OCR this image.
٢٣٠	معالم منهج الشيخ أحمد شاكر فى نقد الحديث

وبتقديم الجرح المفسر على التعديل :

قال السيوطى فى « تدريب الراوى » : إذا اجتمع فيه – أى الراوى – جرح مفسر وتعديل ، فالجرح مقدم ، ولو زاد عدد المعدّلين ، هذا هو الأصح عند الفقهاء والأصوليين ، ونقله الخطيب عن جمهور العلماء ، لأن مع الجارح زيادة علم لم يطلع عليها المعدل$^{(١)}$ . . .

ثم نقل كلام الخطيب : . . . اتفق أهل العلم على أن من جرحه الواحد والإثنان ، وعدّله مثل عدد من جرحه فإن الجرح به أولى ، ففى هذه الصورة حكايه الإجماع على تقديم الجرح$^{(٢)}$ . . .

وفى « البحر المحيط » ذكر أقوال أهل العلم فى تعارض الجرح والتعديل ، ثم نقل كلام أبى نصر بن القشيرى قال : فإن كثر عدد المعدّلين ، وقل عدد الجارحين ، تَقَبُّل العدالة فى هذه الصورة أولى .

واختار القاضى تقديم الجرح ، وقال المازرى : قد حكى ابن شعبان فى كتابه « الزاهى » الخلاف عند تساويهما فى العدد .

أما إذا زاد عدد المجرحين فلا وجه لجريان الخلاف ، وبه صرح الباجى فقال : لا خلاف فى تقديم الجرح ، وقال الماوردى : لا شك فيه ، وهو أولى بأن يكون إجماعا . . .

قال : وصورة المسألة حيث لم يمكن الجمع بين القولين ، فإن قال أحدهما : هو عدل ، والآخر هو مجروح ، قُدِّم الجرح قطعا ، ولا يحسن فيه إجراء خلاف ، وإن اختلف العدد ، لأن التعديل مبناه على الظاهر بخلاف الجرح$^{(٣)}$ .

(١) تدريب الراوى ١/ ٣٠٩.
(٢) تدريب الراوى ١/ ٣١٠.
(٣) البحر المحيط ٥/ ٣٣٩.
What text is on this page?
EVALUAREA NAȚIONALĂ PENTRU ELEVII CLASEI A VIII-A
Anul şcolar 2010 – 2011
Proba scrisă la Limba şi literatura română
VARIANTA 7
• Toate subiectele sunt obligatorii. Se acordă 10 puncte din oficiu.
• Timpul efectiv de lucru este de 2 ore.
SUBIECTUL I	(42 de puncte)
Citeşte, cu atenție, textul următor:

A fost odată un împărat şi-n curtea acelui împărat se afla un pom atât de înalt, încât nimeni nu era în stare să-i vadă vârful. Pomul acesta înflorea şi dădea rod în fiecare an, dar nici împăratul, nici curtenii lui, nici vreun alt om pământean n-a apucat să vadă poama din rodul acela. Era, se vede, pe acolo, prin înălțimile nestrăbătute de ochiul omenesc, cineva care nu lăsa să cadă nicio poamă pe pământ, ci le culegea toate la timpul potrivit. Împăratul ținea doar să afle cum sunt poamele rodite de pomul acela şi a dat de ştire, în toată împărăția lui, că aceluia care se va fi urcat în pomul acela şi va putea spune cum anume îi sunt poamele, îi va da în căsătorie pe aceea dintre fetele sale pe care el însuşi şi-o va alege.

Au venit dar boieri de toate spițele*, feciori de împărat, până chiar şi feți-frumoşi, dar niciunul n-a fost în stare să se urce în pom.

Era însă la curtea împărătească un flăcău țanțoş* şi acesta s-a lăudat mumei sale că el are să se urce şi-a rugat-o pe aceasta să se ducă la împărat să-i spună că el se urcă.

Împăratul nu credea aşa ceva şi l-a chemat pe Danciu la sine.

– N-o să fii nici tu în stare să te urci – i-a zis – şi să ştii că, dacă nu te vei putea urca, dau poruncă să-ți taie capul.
--
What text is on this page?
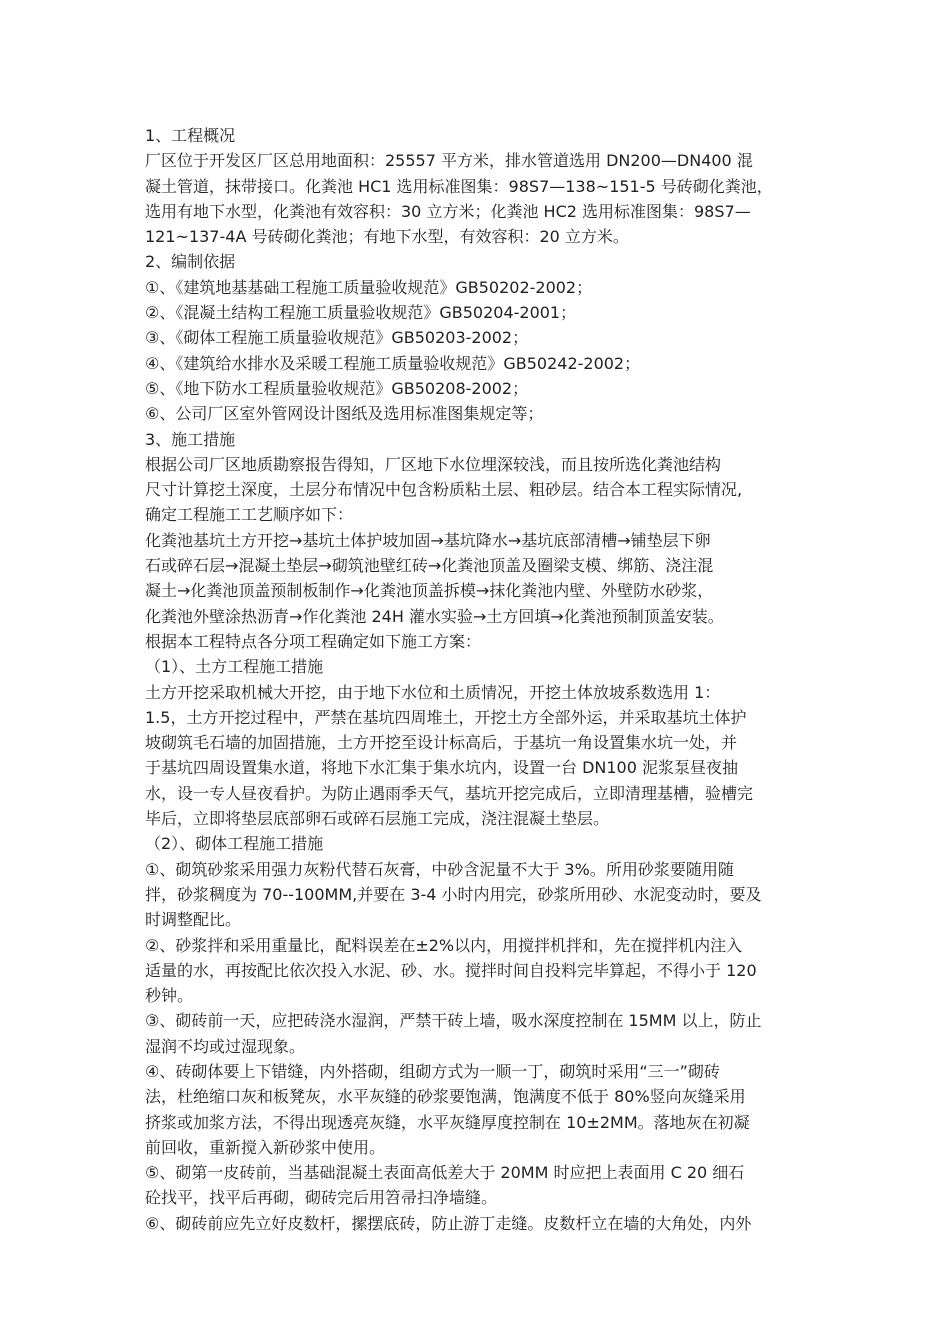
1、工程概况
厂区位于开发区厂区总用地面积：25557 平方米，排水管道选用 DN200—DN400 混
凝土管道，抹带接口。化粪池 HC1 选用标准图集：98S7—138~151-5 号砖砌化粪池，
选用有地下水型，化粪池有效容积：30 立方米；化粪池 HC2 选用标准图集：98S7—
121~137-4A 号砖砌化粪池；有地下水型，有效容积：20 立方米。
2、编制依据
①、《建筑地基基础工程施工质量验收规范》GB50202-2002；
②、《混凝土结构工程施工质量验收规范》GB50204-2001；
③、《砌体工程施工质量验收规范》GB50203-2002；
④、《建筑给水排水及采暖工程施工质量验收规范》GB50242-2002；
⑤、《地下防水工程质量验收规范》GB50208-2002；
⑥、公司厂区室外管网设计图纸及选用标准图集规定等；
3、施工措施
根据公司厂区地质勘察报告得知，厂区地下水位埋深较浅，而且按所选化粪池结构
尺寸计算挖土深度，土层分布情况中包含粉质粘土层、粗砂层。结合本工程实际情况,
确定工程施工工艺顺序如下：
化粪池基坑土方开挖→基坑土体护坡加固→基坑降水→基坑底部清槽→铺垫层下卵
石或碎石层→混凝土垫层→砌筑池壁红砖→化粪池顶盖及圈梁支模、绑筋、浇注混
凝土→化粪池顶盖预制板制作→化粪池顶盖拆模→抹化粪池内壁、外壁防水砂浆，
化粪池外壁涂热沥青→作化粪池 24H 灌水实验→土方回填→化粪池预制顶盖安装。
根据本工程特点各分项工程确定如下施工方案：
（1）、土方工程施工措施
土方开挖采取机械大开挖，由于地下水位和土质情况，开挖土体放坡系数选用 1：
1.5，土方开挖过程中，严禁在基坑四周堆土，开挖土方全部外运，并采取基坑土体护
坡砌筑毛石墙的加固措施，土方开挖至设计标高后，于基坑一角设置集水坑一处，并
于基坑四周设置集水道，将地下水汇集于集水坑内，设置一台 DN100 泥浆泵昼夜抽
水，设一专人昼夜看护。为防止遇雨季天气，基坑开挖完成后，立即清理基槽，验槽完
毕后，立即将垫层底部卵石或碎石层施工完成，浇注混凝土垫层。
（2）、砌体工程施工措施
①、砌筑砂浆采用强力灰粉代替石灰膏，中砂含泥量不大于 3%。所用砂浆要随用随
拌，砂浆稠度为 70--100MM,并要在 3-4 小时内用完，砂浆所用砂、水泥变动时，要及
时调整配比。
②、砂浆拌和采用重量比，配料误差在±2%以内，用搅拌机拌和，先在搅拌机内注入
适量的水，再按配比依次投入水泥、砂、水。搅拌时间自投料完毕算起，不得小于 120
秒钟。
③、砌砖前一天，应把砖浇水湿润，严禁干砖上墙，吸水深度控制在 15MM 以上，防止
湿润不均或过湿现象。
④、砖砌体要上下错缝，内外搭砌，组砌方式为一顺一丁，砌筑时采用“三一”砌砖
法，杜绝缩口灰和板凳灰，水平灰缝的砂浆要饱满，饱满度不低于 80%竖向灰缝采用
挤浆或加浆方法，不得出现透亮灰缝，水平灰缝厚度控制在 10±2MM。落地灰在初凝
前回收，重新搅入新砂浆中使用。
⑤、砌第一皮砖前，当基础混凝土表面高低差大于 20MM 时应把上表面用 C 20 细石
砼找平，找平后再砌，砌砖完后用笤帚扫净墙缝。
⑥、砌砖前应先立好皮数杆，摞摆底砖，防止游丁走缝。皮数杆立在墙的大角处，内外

→ **Problem statement**: Each line above that holds the string "urce" should be copied and shown.

→ **Expected answer**:
Au venit dar boieri de toate spițele*, feciori de împărat, până chiar şi feți-frumoşi, dar niciunul n-a fost în stare să se urce în pom.
Era însă la curtea împărătească un flăcău țanțoş* şi acesta s-a lăudat mumei sale că el are să se urce şi-a rugat-o pe aceasta să se ducă la împărat să-i spună că el se urcă.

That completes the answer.